* STORED RECORDS *
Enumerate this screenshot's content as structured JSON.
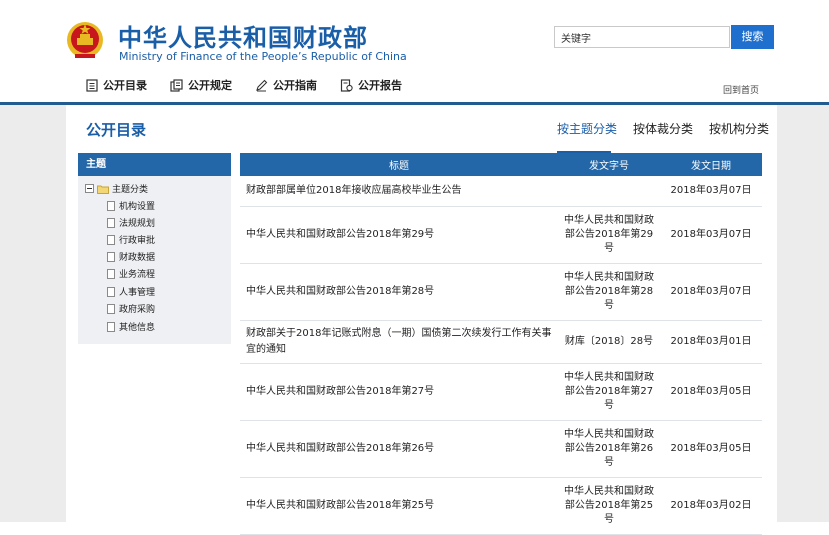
{
  "header": {
    "site_name_cn": "中华人民共和国财政部",
    "site_name_en": "Ministry of Finance of the People’s Republic of China",
    "search": {
      "value": "关键字",
      "button": "搜索"
    },
    "nav": [
      {
        "label": "公开目录",
        "icon": "catalog-icon"
      },
      {
        "label": "公开规定",
        "icon": "rules-icon"
      },
      {
        "label": "公开指南",
        "icon": "guide-pen-icon"
      },
      {
        "label": "公开报告",
        "icon": "report-icon"
      }
    ],
    "home_link": "回到首页"
  },
  "main": {
    "title": "公开目录",
    "tabs": [
      {
        "label": "按主题分类",
        "active": true
      },
      {
        "label": "按体裁分类",
        "active": false
      },
      {
        "label": "按机构分类",
        "active": false
      }
    ]
  },
  "sidebar": {
    "header": "主题",
    "root": "主题分类",
    "items": [
      "机构设置",
      "法规规划",
      "行政审批",
      "财政数据",
      "业务流程",
      "人事管理",
      "政府采购",
      "其他信息"
    ]
  },
  "table": {
    "columns": [
      "标题",
      "发文字号",
      "发文日期"
    ],
    "rows": [
      {
        "title": "财政部部属单位2018年接收应届高校毕业生公告",
        "number": "",
        "date": "2018年03月07日"
      },
      {
        "title": "中华人民共和国财政部公告2018年第29号",
        "number": "中华人民共和国财政部公告2018年第29号",
        "date": "2018年03月07日"
      },
      {
        "title": "中华人民共和国财政部公告2018年第28号",
        "number": "中华人民共和国财政部公告2018年第28号",
        "date": "2018年03月07日"
      },
      {
        "title": "财政部关于2018年记账式附息（一期）国债第二次续发行工作有关事宜的通知",
        "number": "财库〔2018〕28号",
        "date": "2018年03月01日"
      },
      {
        "title": "中华人民共和国财政部公告2018年第27号",
        "number": "中华人民共和国财政部公告2018年第27号",
        "date": "2018年03月05日"
      },
      {
        "title": "中华人民共和国财政部公告2018年第26号",
        "number": "中华人民共和国财政部公告2018年第26号",
        "date": "2018年03月05日"
      },
      {
        "title": "中华人民共和国财政部公告2018年第25号",
        "number": "中华人民共和国财政部公告2018年第25号",
        "date": "2018年03月02日"
      }
    ]
  },
  "colors": {
    "brand_blue": "#1a5ea8",
    "header_blue": "#2367a9",
    "button_blue": "#1f6fcf",
    "emblem_red": "#c8161d",
    "emblem_gold": "#e8b923"
  }
}
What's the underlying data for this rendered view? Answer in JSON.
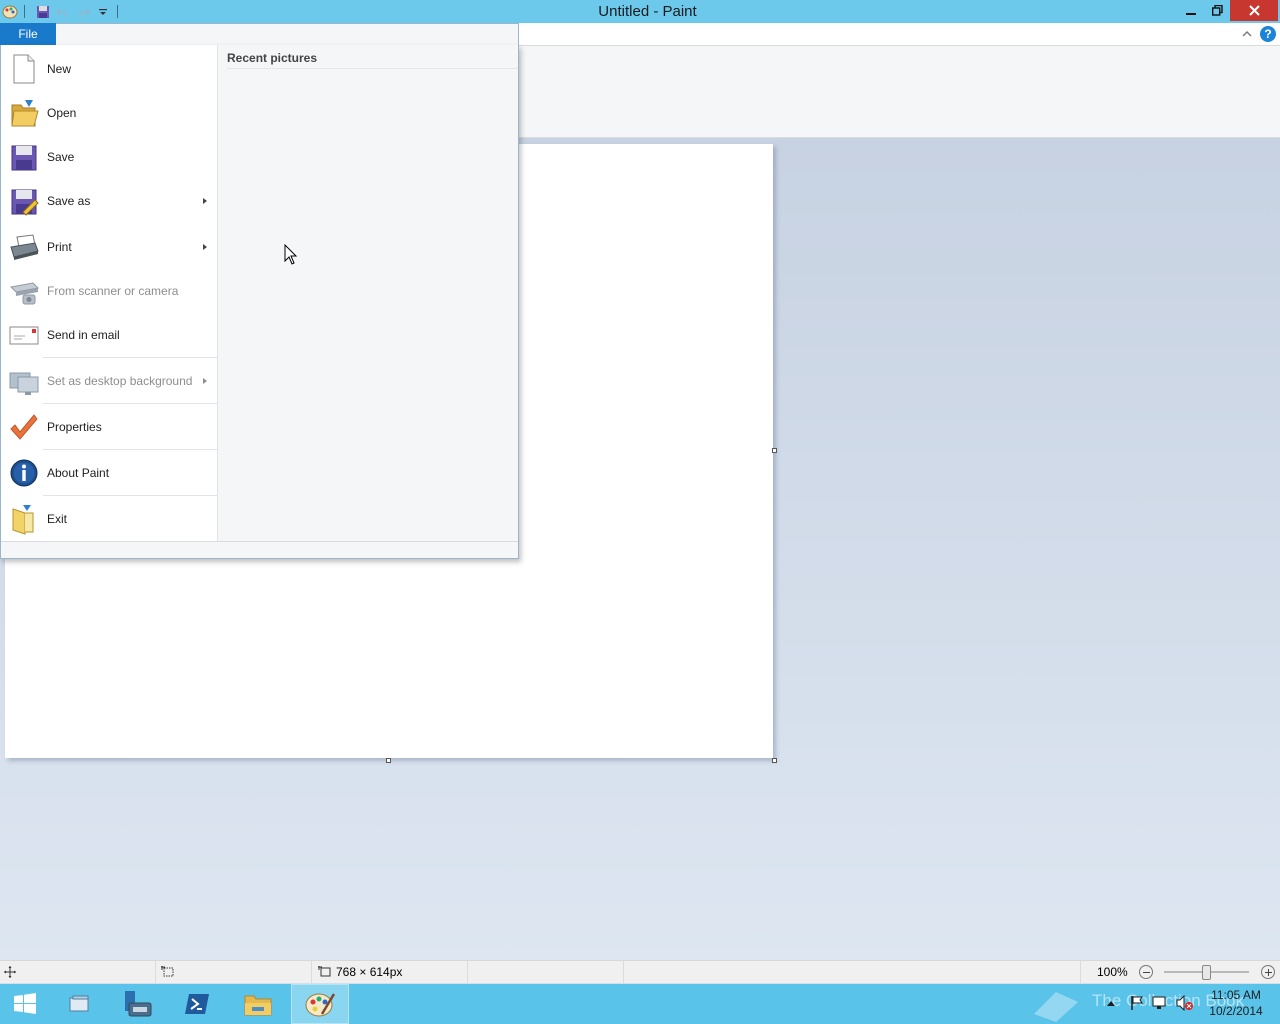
{
  "window": {
    "title": "Untitled - Paint"
  },
  "ribbon": {
    "file_tab": "File",
    "help_label": "?"
  },
  "file_menu": {
    "items": [
      {
        "label": "New",
        "icon": "new-page-icon"
      },
      {
        "label": "Open",
        "icon": "open-folder-icon"
      },
      {
        "label": "Save",
        "icon": "floppy-disk-icon"
      },
      {
        "label": "Save as",
        "icon": "save-as-icon",
        "submenu": true
      },
      {
        "label": "Print",
        "icon": "printer-icon",
        "submenu": true
      },
      {
        "label": "From scanner or camera",
        "icon": "scanner-icon",
        "disabled": true
      },
      {
        "label": "Send in email",
        "icon": "email-icon"
      },
      {
        "label": "Set as desktop background",
        "icon": "desktop-background-icon",
        "disabled": true,
        "submenu": true
      },
      {
        "label": "Properties",
        "icon": "checkmark-icon"
      },
      {
        "label": "About Paint",
        "icon": "info-icon"
      },
      {
        "label": "Exit",
        "icon": "exit-icon"
      }
    ],
    "recent_header": "Recent pictures"
  },
  "statusbar": {
    "image_size": "768 × 614px",
    "zoom": "100%"
  },
  "taskbar": {
    "clock_time": "11:05 AM",
    "clock_date": "10/2/2014",
    "watermark": "The Collection Book"
  },
  "colors": {
    "titlebar": "#6dc9ec",
    "file_tab": "#1979ca",
    "taskbar": "#5ac3e9"
  }
}
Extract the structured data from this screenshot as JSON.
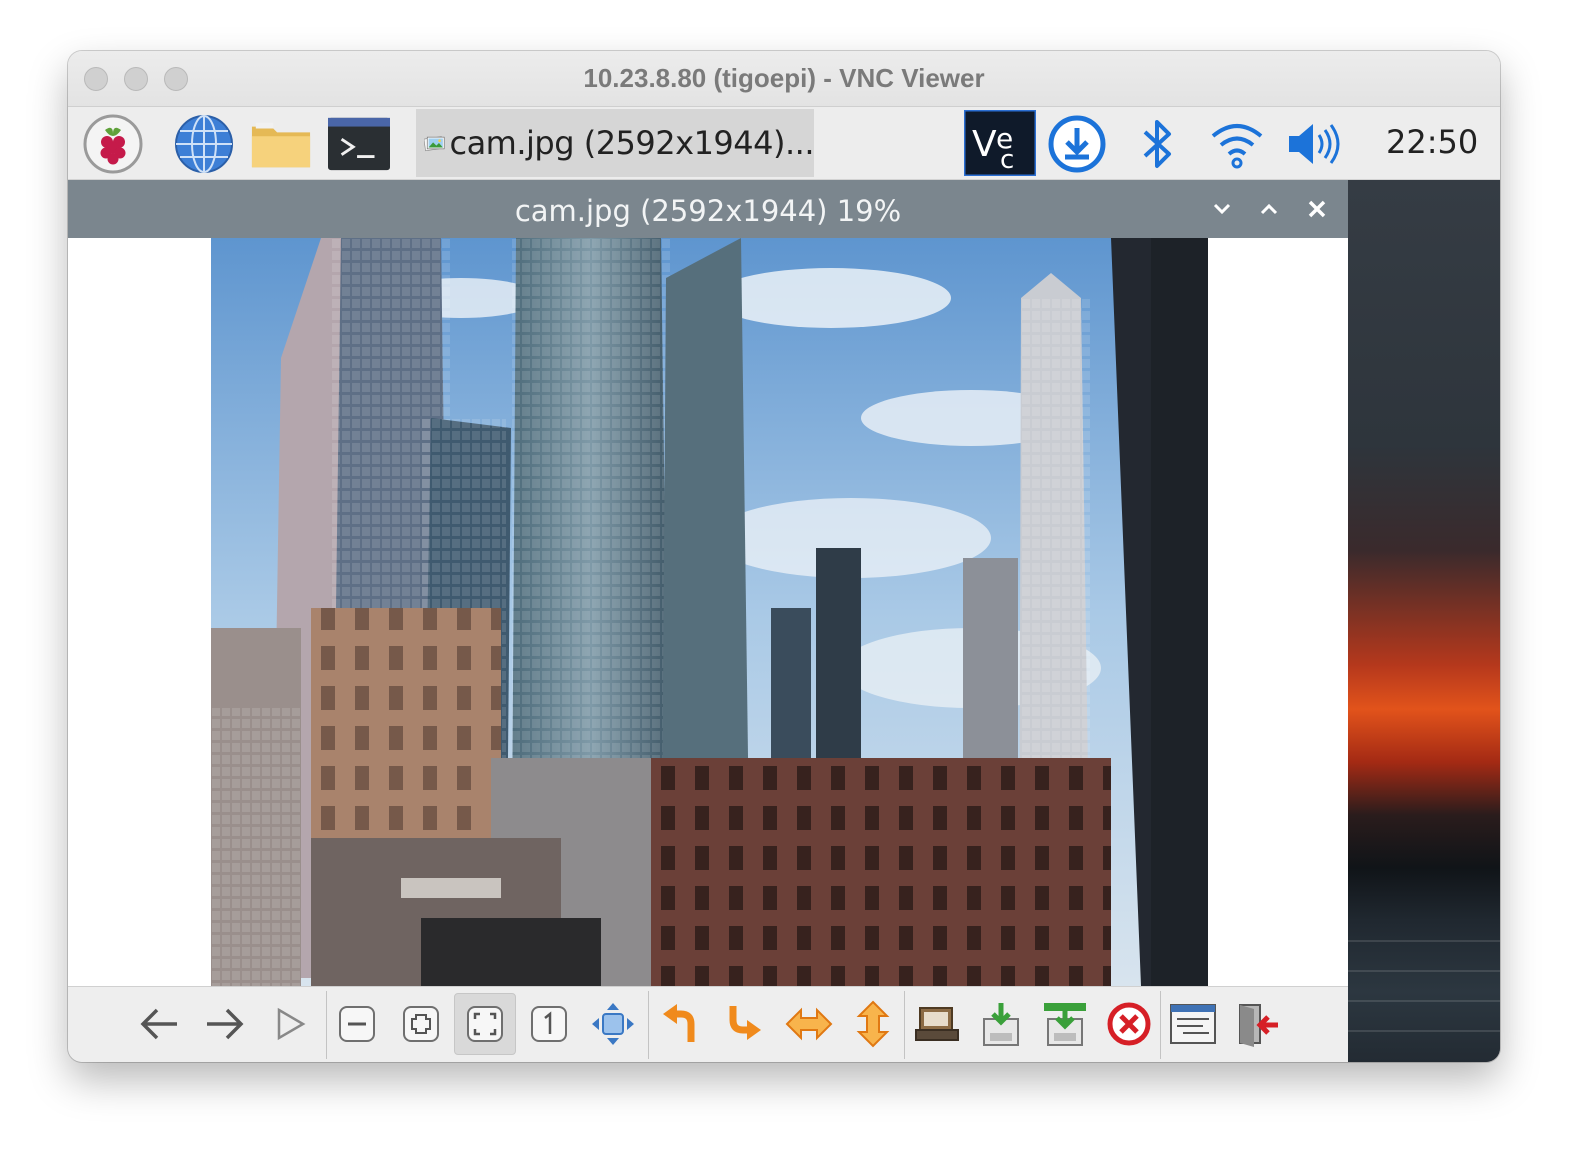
{
  "window": {
    "title": "10.23.8.80 (tigoepi) - VNC Viewer"
  },
  "taskbar": {
    "launchers": [
      {
        "name": "raspberry-menu",
        "icon": "raspberry-icon"
      },
      {
        "name": "web-browser",
        "icon": "globe-icon"
      },
      {
        "name": "file-manager",
        "icon": "folder-icon"
      },
      {
        "name": "terminal",
        "icon": "terminal-icon"
      }
    ],
    "task": {
      "label": "cam.jpg (2592x1944)...",
      "icon": "image-icon"
    },
    "tray": [
      "vnc-icon",
      "download-icon",
      "bluetooth-icon",
      "wifi-icon",
      "volume-icon"
    ],
    "clock": "22:50"
  },
  "viewer": {
    "title": "cam.jpg (2592x1944) 19%",
    "controls": [
      "minimize",
      "maximize",
      "close"
    ],
    "toolbar": [
      {
        "name": "previous",
        "icon": "arrow-left-icon"
      },
      {
        "name": "next",
        "icon": "arrow-right-icon"
      },
      {
        "name": "slideshow",
        "icon": "play-icon"
      },
      {
        "name": "zoom-out",
        "icon": "zoom-out-icon"
      },
      {
        "name": "zoom-in",
        "icon": "zoom-in-icon"
      },
      {
        "name": "fit-to-window",
        "icon": "fit-icon",
        "active": true
      },
      {
        "name": "original-size",
        "icon": "one-to-one-icon"
      },
      {
        "name": "full-screen",
        "icon": "move-icon"
      },
      {
        "name": "rotate-left",
        "icon": "rotate-left-icon"
      },
      {
        "name": "rotate-right",
        "icon": "rotate-right-icon"
      },
      {
        "name": "flip-horizontal",
        "icon": "flip-horizontal-icon"
      },
      {
        "name": "flip-vertical",
        "icon": "flip-vertical-icon"
      },
      {
        "name": "open-file",
        "icon": "open-icon"
      },
      {
        "name": "save-file",
        "icon": "save-icon"
      },
      {
        "name": "save-as",
        "icon": "save-as-icon"
      },
      {
        "name": "delete-file",
        "icon": "delete-icon"
      },
      {
        "name": "preferences",
        "icon": "preferences-icon"
      },
      {
        "name": "quit",
        "icon": "exit-icon"
      }
    ]
  },
  "colors": {
    "viewer_header": "#7b868e",
    "taskbar": "#ededed",
    "accent_blue": "#1c73d9",
    "toolbar_orange": "#f08a1c"
  }
}
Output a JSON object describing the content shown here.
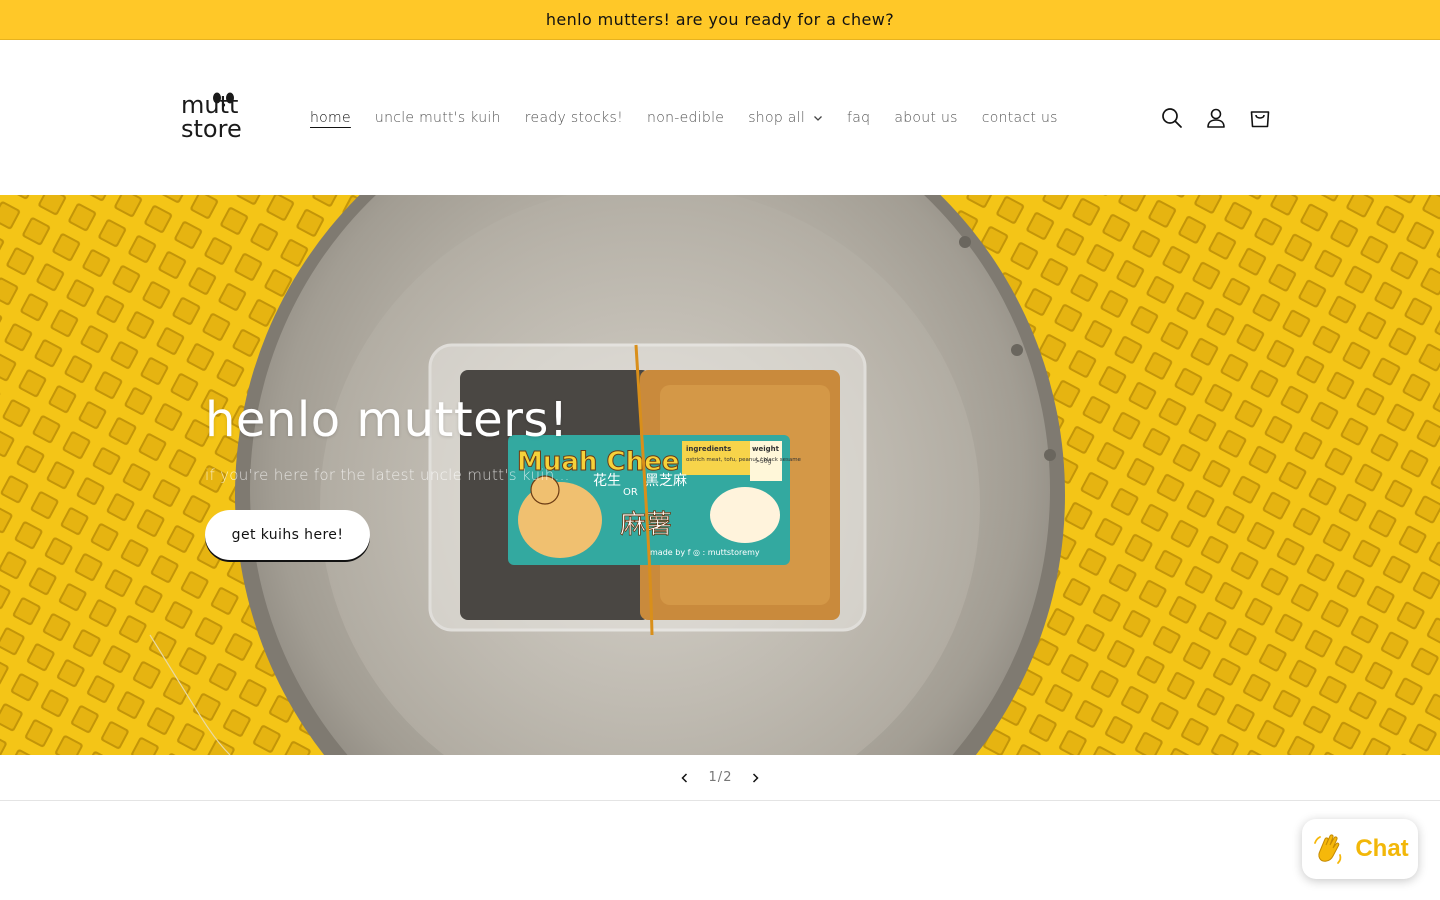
{
  "announcement": {
    "text": "henlo mutters! are you ready for a chew?"
  },
  "header": {
    "logo": {
      "line1": "mutt",
      "line2": "store"
    },
    "nav": [
      {
        "label": "home",
        "active": true
      },
      {
        "label": "uncle mutt's kuih"
      },
      {
        "label": "ready stocks!"
      },
      {
        "label": "non-edible"
      },
      {
        "label": "shop all",
        "has_dropdown": true
      },
      {
        "label": "faq"
      },
      {
        "label": "about us"
      },
      {
        "label": "contact us"
      }
    ],
    "icons": [
      "search-icon",
      "account-icon",
      "cart-icon"
    ]
  },
  "hero": {
    "title": "henlo mutters!",
    "subtitle": "if you're here for the latest uncle mutt's kuih...",
    "button_label": "get kuihs here!",
    "package_label": {
      "brand": "Muah Chee",
      "ingredients_title": "ingredients",
      "ingredients": "ostrich meat, tofu, peanut / black sesame",
      "weight_title": "weight",
      "weight": ">50g",
      "chinese_1": "花生",
      "chinese_or": "OR",
      "chinese_2": "黑芝麻",
      "chinese_big": "麻薯",
      "footer": "made by  f ◎ : muttstoremy"
    }
  },
  "slider": {
    "current": "1",
    "separator": "/",
    "total": "2"
  },
  "chat": {
    "label": "Chat"
  },
  "colors": {
    "announcement_bg": "#ffc828",
    "chat_text": "#f2b709",
    "hero_bg": "#f2c218"
  }
}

* AIM OF THE TASK *
List every line above that contains the word "flip".

* FINISHED EXERCISE *
        "name": "flip-horizontal",
        "icon": "flip-horizontal-icon"
        "name": "flip-vertical",
        "icon": "flip-vertical-icon"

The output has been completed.